Isolate every line in the data with the string "text" and copy it.
▼▼▼
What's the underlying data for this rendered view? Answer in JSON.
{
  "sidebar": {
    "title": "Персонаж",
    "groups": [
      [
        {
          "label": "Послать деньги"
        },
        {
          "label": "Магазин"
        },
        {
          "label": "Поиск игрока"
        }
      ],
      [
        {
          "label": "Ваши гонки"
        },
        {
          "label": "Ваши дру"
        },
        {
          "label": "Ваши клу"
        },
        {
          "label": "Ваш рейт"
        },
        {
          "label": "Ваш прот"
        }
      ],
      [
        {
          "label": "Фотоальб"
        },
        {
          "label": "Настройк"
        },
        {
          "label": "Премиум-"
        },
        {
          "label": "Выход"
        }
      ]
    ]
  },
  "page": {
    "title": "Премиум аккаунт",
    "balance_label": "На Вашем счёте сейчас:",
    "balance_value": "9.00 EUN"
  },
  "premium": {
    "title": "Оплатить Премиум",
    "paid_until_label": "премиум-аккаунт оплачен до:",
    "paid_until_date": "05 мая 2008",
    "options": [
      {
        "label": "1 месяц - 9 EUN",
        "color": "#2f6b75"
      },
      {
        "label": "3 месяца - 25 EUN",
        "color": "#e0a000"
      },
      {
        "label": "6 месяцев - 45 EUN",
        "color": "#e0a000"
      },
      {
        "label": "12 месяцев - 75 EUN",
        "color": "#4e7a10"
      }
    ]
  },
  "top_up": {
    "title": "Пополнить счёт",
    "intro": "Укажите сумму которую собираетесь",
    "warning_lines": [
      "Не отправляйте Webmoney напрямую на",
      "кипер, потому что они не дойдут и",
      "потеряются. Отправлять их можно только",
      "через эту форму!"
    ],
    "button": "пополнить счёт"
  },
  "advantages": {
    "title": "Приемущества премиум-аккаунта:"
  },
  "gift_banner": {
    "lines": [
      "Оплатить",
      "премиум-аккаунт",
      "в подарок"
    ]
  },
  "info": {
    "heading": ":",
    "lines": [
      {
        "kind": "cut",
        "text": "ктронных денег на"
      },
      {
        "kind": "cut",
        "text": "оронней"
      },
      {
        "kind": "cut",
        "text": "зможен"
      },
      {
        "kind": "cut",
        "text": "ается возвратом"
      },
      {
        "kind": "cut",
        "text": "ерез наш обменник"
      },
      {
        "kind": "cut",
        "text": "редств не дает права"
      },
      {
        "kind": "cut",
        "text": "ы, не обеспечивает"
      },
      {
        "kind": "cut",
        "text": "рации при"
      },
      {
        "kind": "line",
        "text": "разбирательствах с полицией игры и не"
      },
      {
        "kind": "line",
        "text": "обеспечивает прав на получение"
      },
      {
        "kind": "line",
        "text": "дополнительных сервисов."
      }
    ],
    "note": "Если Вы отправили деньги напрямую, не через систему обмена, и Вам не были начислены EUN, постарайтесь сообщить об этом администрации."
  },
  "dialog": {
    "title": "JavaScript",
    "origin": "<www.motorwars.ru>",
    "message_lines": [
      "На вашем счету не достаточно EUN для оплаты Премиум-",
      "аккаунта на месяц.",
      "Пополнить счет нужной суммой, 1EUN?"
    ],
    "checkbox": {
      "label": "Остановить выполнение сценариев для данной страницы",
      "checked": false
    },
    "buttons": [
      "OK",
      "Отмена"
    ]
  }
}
▲▲▲
**Full response:**
        "text": "ктронных денег на"
        "text": "оронней"
        "text": "зможен"
        "text": "ается возвратом"
        "text": "ерез наш обменник"
        "text": "редств не дает права"
        "text": "ы, не обеспечивает"
        "text": "рации при"
        "text": "разбирательствах с полицией игры и не"
        "text": "обеспечивает прав на получение"
        "text": "дополнительных сервисов."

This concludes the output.